#### [Problem requirements]
Copy every line in which the string "maximize" occurs.

#### [Material to process]
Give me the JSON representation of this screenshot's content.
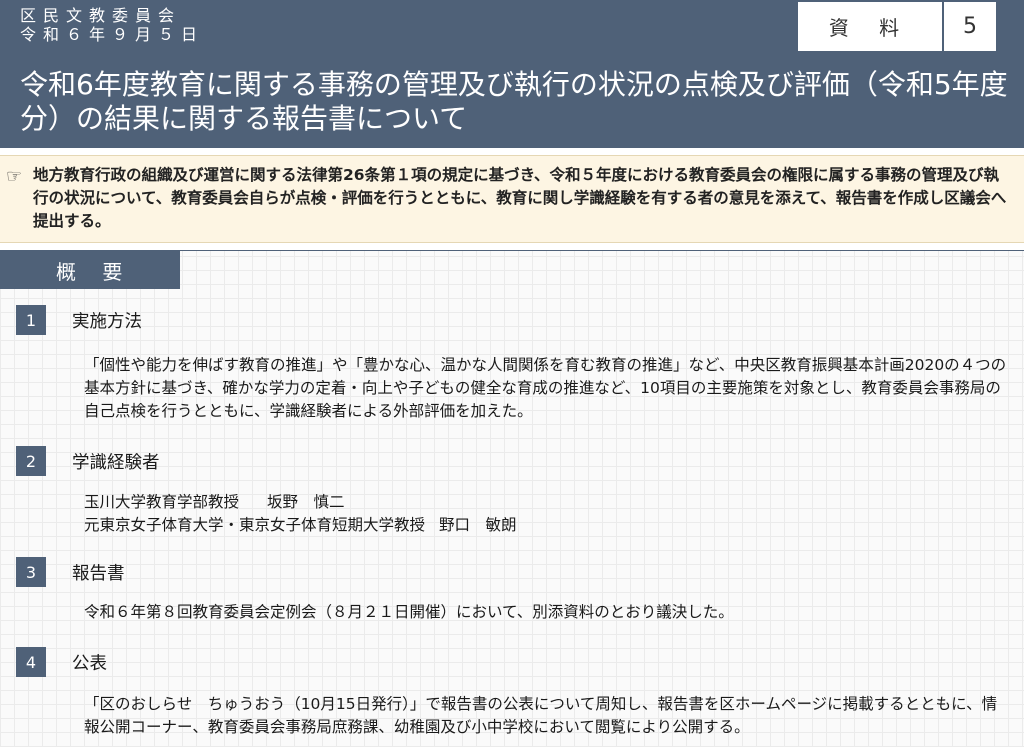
{
  "header": {
    "meeting_line1": "区民文教委員会",
    "meeting_line2": "令和６年９月５日",
    "doc_label": "資 料",
    "doc_number": "5",
    "title": "令和6年度教育に関する事務の管理及び執行の状況の点検及び評価（令和5年度分）の結果に関する報告書について"
  },
  "notice": {
    "icon": "pointing-hand-icon",
    "text": "地方教育行政の組織及び運営に関する法律第26条第１項の規定に基づき、令和５年度における教育委員会の権限に属する事務の管理及び執行の状況について、教育委員会自らが点検・評価を行うとともに、教育に関し学識経験を有する者の意見を添えて、報告書を作成し区議会へ提出する。"
  },
  "overview_label": "概 要",
  "sections": [
    {
      "number": "1",
      "title": "実施方法",
      "body": "「個性や能力を伸ばす教育の推進」や「豊かな心、温かな人間関係を育む教育の推進」など、中央区教育振興基本計画2020の４つの基本方針に基づき、確かな学力の定着・向上や子どもの健全な育成の推進など、10項目の主要施策を対象とし、教育委員会事務局の自己点検を行うとともに、学識経験者による外部評価を加えた。"
    },
    {
      "number": "2",
      "title": "学識経験者",
      "experts": [
        {
          "affiliation": "玉川大学教育学部教授",
          "name": "坂野　慎二"
        },
        {
          "affiliation": "元東京女子体育大学・東京女子体育短期大学教授",
          "name": "野口　敏朗"
        }
      ]
    },
    {
      "number": "3",
      "title": "報告書",
      "body": "令和６年第８回教育委員会定例会（８月２１日開催）において、別添資料のとおり議決した。"
    },
    {
      "number": "4",
      "title": "公表",
      "body": "「区のおしらせ　ちゅうおう（10月15日発行）」で報告書の公表について周知し、報告書を区ホームページに掲載するとともに、情報公開コーナー、教育委員会事務局庶務課、幼稚園及び小中学校において閲覧により公開する。"
    }
  ]
}
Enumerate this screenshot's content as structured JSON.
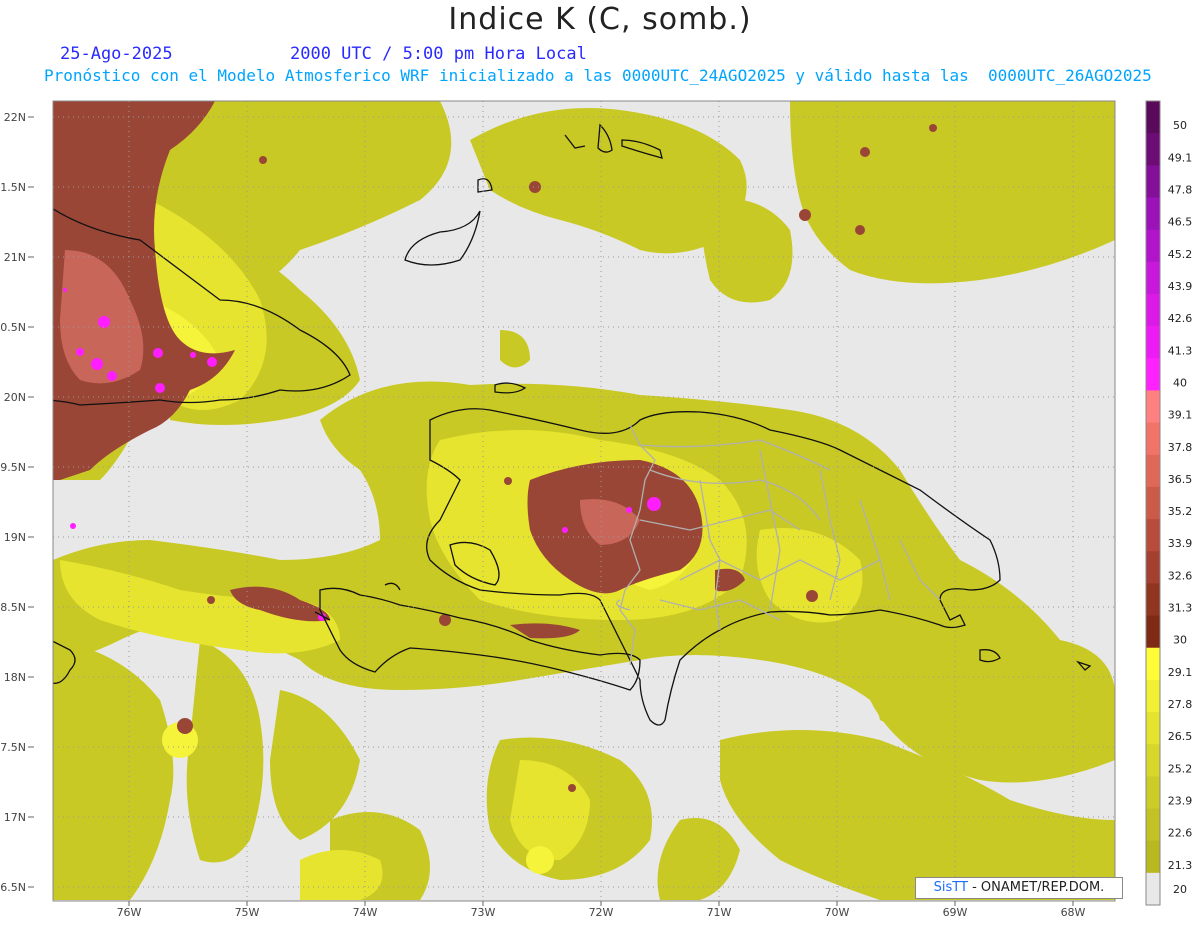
{
  "title": "Indice K (C, somb.)",
  "date_label": "25-Ago-2025",
  "time_label": "2000 UTC / 5:00 pm Hora Local",
  "subtitle": "Pronóstico con el Modelo Atmosferico WRF inicializado a las 0000UTC_24AGO2025 y válido hasta las  0000UTC_26AGO2025",
  "credit": {
    "logo": "SisTT",
    "text": " - ONAMET/REP.DOM."
  },
  "latitudes": [
    "22N",
    "1.5N",
    "21N",
    "0.5N",
    "20N",
    "9.5N",
    "19N",
    "8.5N",
    "18N",
    "7.5N",
    "17N",
    "6.5N"
  ],
  "longitudes": [
    "76W",
    "75W",
    "74W",
    "73W",
    "72W",
    "71W",
    "70W",
    "69W",
    "68W"
  ],
  "colorbar": {
    "labels": [
      "50",
      "49.1",
      "47.8",
      "46.5",
      "45.2",
      "43.9",
      "42.6",
      "41.3",
      "40",
      "39.1",
      "37.8",
      "36.5",
      "35.2",
      "33.9",
      "32.6",
      "31.3",
      "30",
      "29.1",
      "27.8",
      "26.5",
      "25.2",
      "23.9",
      "22.6",
      "21.3",
      "20"
    ],
    "colors": [
      "#5a0a5a",
      "#6e0c76",
      "#84109a",
      "#9a12b8",
      "#b214cc",
      "#c818dc",
      "#dc1ae8",
      "#ee1cf4",
      "#ff22ff",
      "#ff8080",
      "#f27468",
      "#e06858",
      "#cc5a48",
      "#b84c3c",
      "#a4402f",
      "#903520",
      "#7e2a14",
      "#fffc38",
      "#f1f032",
      "#e4e42e",
      "#d6d72a",
      "#cccc27",
      "#c2c224",
      "#b8b821",
      "#e8e8e8"
    ]
  },
  "colors": {
    "no_data": "#e8e8e8",
    "k20": "#c8c826",
    "k25": "#dada2c",
    "k28": "#f0ee34",
    "k30_35": "#9c4838",
    "k35_40": "#c86458",
    "k40": "#ff22ff"
  }
}
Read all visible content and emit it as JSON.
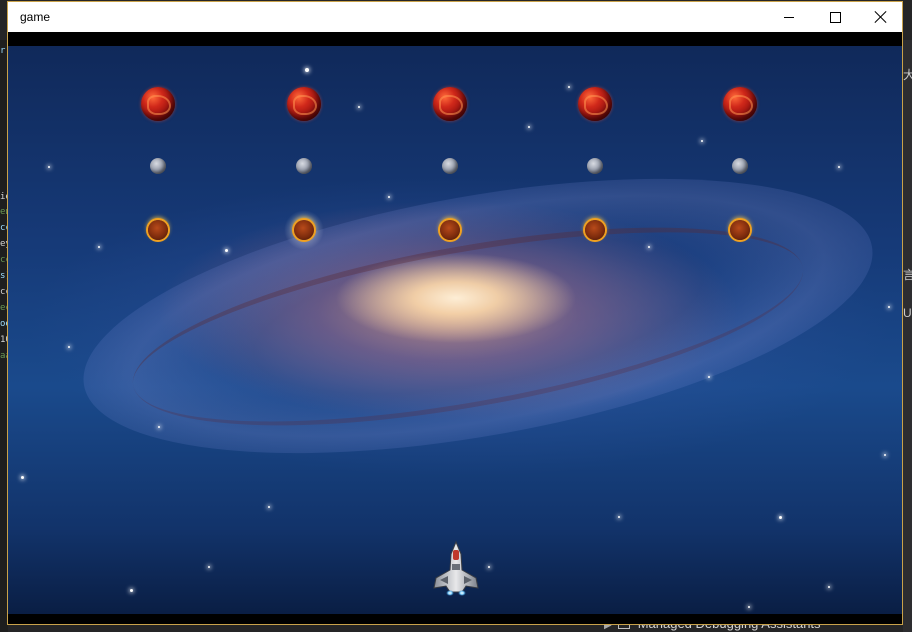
{
  "window": {
    "title": "game"
  },
  "controls": {
    "minimize": "minimize",
    "maximize": "maximize",
    "close": "close"
  },
  "game": {
    "enemy_rows": [
      {
        "type": "large-red-asteroid",
        "count": 5
      },
      {
        "type": "small-gray-asteroid",
        "count": 5
      },
      {
        "type": "flaming-meteor",
        "count": 5
      }
    ],
    "player": "spaceship",
    "background": "spiral-galaxy"
  },
  "ide_background": {
    "bottom_item": "Managed Debugging Assistants",
    "right_chars": [
      "大",
      "言",
      "U"
    ],
    "left_fragments": [
      "r.",
      "ie",
      "en",
      "cc",
      "ey",
      "cc",
      "s]",
      "cc",
      "ec",
      "oe",
      "10",
      "aa"
    ]
  },
  "colors": {
    "window_border": "#c9a24a",
    "titlebar": "#ffffff",
    "space_deep": "#10295a",
    "galaxy_core": "#fff0d7"
  }
}
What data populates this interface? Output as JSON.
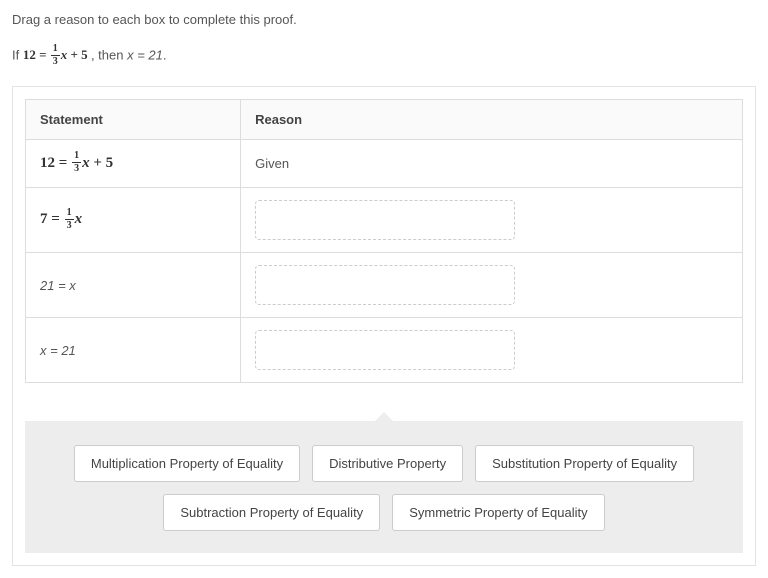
{
  "instruction": "Drag a reason to each box to complete this proof.",
  "premise": {
    "prefix": "If ",
    "eq_lhs": "12",
    "eq_rhs_before": " = ",
    "frac_num": "1",
    "frac_den": "3",
    "eq_rhs_after_var": "x",
    "eq_rhs_tail": " + 5",
    "middle": " , then ",
    "conclusion": "x = 21",
    "suffix": "."
  },
  "table": {
    "headers": {
      "statement": "Statement",
      "reason": "Reason"
    },
    "rows": [
      {
        "statement_type": "math_frac",
        "lhs": "12",
        "sep": " = ",
        "frac_num": "1",
        "frac_den": "3",
        "after_var": "x",
        "tail": " + 5",
        "reason_type": "text",
        "reason": "Given"
      },
      {
        "statement_type": "math_frac",
        "lhs": "7",
        "sep": " = ",
        "frac_num": "1",
        "frac_den": "3",
        "after_var": "x",
        "tail": "",
        "reason_type": "drop"
      },
      {
        "statement_type": "plain",
        "text": "21 = x",
        "reason_type": "drop"
      },
      {
        "statement_type": "plain",
        "text": "x = 21",
        "reason_type": "drop"
      }
    ]
  },
  "chips": {
    "row1": [
      "Multiplication Property of Equality",
      "Distributive Property",
      "Substitution Property of Equality"
    ],
    "row2": [
      "Subtraction Property of Equality",
      "Symmetric Property of Equality"
    ]
  }
}
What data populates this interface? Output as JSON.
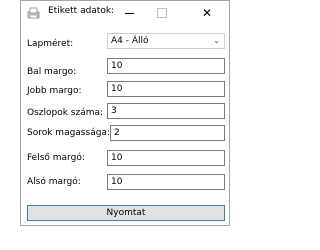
{
  "window": {
    "title": "Etikett adatok:",
    "controls": {
      "minimize": "minimize",
      "maximize": "maximize",
      "close": "✕"
    }
  },
  "form": {
    "paper_size": {
      "label": "Lapméret:",
      "value": "A4 - Álló"
    },
    "left_margin": {
      "label": "Bal margo:",
      "value": "10"
    },
    "right_margin": {
      "label": "Jobb margo:",
      "value": "10"
    },
    "columns": {
      "label": "Oszlopok száma:",
      "value": "3"
    },
    "row_height": {
      "label": "Sorok magassága:",
      "value": "2"
    },
    "top_margin": {
      "label": "Felső margó:",
      "value": "10"
    },
    "bottom_margin": {
      "label": "Alsó margó:",
      "value": "10"
    }
  },
  "actions": {
    "print_label": "Nyomtat"
  },
  "colors": {
    "button_border": "#3c7fb1",
    "button_bg": "#e1e1e1"
  }
}
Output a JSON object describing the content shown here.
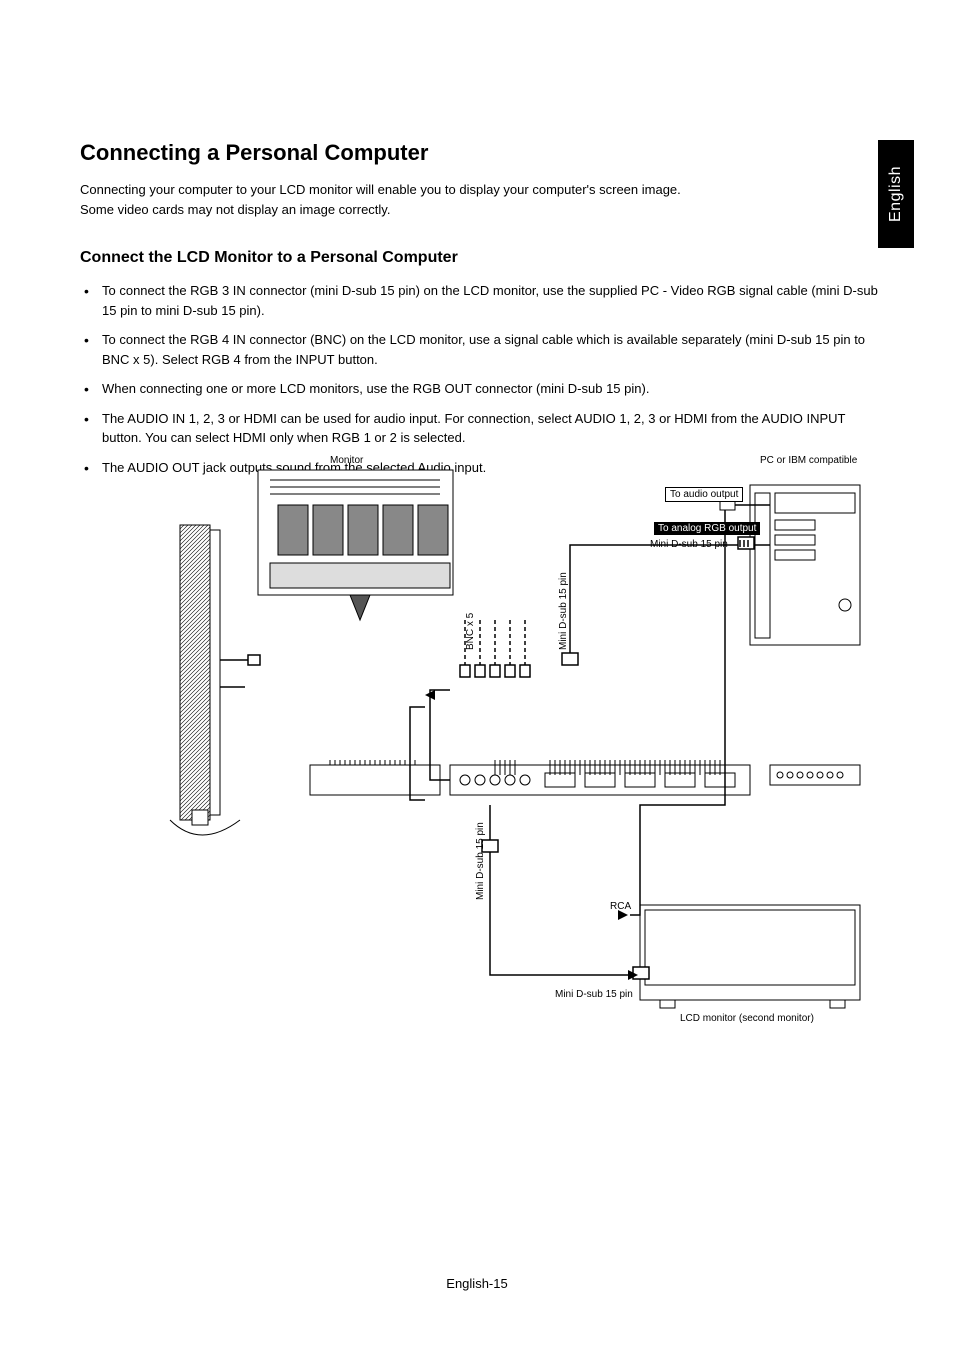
{
  "sideTab": "English",
  "title": "Connecting a Personal Computer",
  "intro1": "Connecting your computer to your LCD monitor will enable you to display your computer's screen image.",
  "intro2": "Some video cards may not display an image correctly.",
  "subheading": "Connect the LCD Monitor to a Personal Computer",
  "bullets": [
    "To connect the RGB 3 IN connector (mini D-sub 15 pin) on the LCD monitor, use the supplied PC - Video RGB signal cable (mini D-sub 15 pin to mini D-sub 15 pin).",
    "To connect the RGB 4 IN connector (BNC) on the LCD monitor, use a signal cable which is available separately (mini D-sub 15 pin to BNC x 5).  Select RGB 4 from the INPUT button.",
    "When connecting one or more LCD monitors, use the RGB OUT connector (mini D-sub 15 pin).",
    "The AUDIO IN 1, 2, 3 or HDMI can be used for audio input. For connection, select AUDIO 1, 2, 3 or HDMI from the AUDIO INPUT button.  You can select HDMI only when RGB 1 or 2 is selected.",
    "The AUDIO OUT jack outputs sound from the selected Audio input."
  ],
  "labels": {
    "monitor": "Monitor",
    "pc": "PC or IBM compatible",
    "toAudioOut": "To audio output",
    "toAnalogRGB": "To analog RGB output",
    "miniDsub15a": "Mini D-sub 15 pin",
    "miniDsub15b": "Mini D-sub 15 pin",
    "miniDsub15c": "Mini D-sub 15 pin",
    "miniDsub15d": "Mini D-sub 15 pin",
    "bncx5": "BNC x 5",
    "rca": "RCA",
    "secondMonitor": "LCD monitor (second monitor)"
  },
  "footer": "English-15"
}
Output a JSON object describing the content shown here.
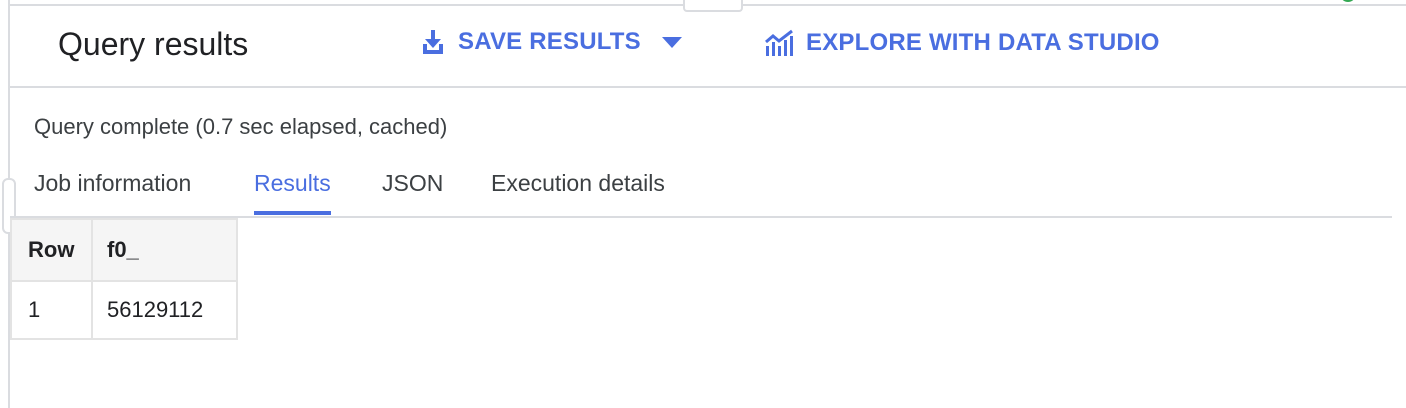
{
  "header": {
    "title": "Query results",
    "save_results_label": "SAVE RESULTS",
    "explore_label": "EXPLORE WITH DATA STUDIO",
    "accent_color": "#4a6ee0"
  },
  "status": {
    "text": "Query complete (0.7 sec elapsed, cached)"
  },
  "tabs": [
    {
      "label": "Job information",
      "active": false
    },
    {
      "label": "Results",
      "active": true
    },
    {
      "label": "JSON",
      "active": false
    },
    {
      "label": "Execution details",
      "active": false
    }
  ],
  "table": {
    "columns": [
      "Row",
      "f0_"
    ],
    "rows": [
      [
        "1",
        "56129112"
      ]
    ]
  },
  "icons": {
    "save": "download-icon",
    "save_menu": "caret-down-icon",
    "explore": "chart-icon"
  }
}
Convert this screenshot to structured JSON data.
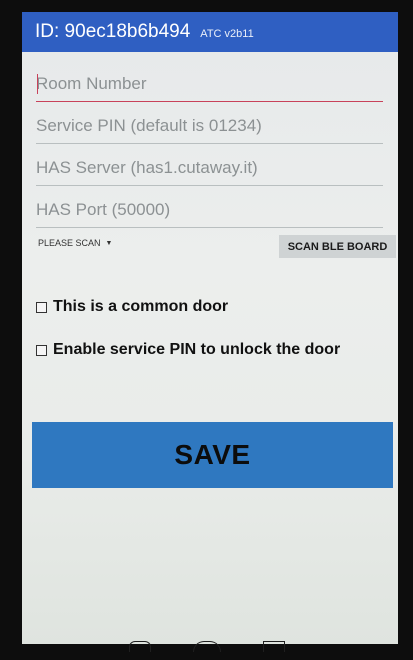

#### [Exercise answer]
    "maximize": "maximize",
      "maximize": "maximize",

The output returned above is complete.